GOAL
Lines containing the word "ylabel" should be extracted in full.

DATA LINES
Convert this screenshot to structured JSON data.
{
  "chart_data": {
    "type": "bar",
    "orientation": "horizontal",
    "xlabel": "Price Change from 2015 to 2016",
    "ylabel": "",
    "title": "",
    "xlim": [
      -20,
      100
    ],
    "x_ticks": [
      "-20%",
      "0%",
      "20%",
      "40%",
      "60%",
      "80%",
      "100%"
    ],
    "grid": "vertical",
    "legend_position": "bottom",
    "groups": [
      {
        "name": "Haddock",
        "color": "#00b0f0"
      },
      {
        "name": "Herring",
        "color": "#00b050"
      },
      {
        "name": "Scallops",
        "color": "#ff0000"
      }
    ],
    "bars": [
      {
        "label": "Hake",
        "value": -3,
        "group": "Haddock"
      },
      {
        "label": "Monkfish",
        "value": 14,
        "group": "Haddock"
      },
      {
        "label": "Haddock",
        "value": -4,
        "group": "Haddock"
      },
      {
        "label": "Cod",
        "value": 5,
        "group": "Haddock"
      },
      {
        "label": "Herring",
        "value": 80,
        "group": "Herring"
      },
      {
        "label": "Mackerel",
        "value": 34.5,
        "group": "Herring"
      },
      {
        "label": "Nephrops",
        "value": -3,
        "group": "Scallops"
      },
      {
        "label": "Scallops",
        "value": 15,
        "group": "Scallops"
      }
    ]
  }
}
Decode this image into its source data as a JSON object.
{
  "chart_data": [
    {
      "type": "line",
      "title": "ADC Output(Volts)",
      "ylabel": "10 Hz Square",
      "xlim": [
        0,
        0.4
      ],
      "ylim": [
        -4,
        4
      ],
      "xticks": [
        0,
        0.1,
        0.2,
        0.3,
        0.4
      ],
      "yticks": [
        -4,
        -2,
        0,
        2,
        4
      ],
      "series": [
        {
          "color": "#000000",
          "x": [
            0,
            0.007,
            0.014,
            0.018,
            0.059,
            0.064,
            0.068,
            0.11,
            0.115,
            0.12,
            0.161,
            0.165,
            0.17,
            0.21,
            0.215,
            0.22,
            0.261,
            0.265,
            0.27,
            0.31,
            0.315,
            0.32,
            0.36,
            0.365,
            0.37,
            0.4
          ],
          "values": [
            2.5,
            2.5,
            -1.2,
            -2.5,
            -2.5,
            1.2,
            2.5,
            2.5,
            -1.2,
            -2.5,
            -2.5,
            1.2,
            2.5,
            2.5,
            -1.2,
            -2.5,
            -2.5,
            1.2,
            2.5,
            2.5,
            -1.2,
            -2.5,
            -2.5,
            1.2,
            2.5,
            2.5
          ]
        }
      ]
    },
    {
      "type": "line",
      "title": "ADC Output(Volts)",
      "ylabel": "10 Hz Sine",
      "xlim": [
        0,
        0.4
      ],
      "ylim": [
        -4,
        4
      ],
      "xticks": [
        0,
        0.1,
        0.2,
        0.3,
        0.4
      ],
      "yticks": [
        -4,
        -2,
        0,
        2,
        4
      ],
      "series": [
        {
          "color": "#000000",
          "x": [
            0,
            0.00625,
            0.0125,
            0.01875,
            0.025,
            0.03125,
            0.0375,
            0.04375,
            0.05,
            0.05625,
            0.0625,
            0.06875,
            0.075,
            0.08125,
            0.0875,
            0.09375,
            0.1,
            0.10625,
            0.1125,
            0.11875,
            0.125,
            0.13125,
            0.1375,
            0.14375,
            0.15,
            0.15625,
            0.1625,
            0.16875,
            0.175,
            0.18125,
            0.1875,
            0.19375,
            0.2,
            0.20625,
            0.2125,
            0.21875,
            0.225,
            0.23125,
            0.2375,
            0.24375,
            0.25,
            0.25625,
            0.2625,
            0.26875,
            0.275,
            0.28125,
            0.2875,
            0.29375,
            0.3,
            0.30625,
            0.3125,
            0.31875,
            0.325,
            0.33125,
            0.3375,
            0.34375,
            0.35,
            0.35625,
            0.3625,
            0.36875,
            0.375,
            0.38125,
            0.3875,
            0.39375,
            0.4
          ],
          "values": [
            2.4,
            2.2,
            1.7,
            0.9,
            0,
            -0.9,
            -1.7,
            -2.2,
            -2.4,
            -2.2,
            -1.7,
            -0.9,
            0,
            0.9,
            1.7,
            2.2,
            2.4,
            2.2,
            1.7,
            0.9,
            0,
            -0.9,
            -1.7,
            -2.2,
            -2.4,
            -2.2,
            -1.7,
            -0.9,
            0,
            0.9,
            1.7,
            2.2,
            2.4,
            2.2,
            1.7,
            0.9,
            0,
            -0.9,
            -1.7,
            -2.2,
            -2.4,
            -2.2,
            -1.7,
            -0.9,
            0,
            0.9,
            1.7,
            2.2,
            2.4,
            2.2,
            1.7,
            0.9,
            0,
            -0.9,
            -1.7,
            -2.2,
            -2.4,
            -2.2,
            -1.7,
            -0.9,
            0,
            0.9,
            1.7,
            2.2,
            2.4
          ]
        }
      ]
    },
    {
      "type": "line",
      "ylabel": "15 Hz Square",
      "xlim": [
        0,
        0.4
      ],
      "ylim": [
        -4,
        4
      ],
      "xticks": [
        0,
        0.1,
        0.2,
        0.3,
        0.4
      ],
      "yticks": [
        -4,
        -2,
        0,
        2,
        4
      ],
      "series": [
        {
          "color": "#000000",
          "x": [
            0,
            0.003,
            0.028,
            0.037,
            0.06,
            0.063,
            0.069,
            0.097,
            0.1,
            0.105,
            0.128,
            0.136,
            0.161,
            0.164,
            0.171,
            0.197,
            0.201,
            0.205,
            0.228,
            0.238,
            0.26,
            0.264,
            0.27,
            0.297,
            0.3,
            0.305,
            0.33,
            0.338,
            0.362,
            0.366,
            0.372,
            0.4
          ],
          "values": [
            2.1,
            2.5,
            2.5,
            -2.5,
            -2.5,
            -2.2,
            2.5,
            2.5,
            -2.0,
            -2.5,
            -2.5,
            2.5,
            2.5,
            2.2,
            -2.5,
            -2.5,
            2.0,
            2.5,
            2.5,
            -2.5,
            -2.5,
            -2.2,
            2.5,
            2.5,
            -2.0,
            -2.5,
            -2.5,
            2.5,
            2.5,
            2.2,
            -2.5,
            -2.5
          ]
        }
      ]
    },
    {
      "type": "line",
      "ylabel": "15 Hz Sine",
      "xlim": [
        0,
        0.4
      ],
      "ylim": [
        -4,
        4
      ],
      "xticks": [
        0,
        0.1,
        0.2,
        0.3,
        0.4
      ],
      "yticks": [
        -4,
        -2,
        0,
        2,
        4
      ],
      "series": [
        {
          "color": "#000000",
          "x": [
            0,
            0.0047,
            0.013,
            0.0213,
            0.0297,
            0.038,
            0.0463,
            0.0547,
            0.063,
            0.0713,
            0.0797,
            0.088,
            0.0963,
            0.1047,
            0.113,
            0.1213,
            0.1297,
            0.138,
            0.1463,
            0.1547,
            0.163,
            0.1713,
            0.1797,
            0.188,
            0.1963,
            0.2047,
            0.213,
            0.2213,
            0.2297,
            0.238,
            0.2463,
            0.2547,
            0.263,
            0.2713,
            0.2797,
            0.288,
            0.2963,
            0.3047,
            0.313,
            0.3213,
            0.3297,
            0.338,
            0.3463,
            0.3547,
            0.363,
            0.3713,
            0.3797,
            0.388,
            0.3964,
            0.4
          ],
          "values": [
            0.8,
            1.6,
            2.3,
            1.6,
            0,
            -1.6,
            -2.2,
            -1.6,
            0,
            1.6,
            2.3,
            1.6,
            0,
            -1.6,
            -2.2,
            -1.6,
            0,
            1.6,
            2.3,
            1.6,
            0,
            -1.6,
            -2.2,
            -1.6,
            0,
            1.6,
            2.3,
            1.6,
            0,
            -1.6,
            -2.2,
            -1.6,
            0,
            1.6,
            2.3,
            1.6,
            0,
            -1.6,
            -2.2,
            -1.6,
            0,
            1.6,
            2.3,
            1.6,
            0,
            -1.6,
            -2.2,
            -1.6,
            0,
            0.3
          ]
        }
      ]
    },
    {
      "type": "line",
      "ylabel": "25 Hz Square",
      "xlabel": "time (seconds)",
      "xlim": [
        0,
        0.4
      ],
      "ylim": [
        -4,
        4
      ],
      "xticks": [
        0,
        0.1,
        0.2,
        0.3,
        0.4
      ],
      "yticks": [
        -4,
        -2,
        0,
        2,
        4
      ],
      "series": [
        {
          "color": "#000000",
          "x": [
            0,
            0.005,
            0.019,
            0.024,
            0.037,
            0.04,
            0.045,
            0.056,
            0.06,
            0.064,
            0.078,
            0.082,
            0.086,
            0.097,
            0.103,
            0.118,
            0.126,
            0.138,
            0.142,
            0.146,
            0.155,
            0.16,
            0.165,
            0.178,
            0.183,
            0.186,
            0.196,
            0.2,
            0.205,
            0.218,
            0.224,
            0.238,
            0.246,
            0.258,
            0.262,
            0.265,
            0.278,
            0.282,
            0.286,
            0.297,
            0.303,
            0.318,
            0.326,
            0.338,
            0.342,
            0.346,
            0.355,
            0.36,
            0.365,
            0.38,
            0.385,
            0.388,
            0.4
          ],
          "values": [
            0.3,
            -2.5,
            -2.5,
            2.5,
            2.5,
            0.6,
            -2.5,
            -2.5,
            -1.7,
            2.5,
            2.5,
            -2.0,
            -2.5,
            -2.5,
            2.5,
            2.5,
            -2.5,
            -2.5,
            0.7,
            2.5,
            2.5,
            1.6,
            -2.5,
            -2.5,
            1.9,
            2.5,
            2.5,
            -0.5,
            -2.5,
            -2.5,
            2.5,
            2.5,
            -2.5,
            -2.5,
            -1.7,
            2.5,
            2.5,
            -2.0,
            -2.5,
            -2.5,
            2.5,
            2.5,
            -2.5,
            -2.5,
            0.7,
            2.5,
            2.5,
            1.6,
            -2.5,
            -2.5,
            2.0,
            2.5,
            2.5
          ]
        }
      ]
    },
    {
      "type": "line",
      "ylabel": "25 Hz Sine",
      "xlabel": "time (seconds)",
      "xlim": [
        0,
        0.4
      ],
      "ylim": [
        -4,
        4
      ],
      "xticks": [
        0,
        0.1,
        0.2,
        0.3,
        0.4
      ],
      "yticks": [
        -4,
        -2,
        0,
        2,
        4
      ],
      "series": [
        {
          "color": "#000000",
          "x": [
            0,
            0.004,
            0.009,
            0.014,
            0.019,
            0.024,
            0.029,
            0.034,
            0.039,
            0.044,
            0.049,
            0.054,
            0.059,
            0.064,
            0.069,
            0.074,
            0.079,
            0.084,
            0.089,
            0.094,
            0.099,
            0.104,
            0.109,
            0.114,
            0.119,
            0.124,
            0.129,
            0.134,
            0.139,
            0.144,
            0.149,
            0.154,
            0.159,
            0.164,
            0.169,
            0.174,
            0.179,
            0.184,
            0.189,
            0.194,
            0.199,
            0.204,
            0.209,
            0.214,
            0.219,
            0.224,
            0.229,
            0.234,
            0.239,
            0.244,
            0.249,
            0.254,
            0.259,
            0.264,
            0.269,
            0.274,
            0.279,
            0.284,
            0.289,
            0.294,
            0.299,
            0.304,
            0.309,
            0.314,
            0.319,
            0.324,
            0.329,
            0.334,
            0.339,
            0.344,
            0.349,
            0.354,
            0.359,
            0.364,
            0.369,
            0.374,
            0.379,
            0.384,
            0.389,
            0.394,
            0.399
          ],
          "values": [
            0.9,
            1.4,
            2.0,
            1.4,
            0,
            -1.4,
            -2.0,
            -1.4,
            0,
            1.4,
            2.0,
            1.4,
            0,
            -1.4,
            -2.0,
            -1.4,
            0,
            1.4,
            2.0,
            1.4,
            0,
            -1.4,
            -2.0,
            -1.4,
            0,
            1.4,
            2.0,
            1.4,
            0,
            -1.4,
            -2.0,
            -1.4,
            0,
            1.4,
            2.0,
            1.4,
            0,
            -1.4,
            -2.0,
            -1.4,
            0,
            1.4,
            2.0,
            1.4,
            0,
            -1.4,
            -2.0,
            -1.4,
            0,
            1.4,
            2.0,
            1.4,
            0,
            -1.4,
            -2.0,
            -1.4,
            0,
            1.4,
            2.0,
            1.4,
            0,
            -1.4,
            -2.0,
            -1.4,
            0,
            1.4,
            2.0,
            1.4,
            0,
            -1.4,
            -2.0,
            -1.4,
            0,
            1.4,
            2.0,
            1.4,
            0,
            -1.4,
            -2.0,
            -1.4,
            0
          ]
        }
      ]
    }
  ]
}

WRITTEN RESPONSE
    "ylabel": "",
      "ylabel": "10 Hz Square",
      "ylabel": "10 Hz Sine",
      "ylabel": "15 Hz Square",
      "ylabel": "15 Hz Sine",
      "ylabel": "25 Hz Square",
      "ylabel": "25 Hz Sine",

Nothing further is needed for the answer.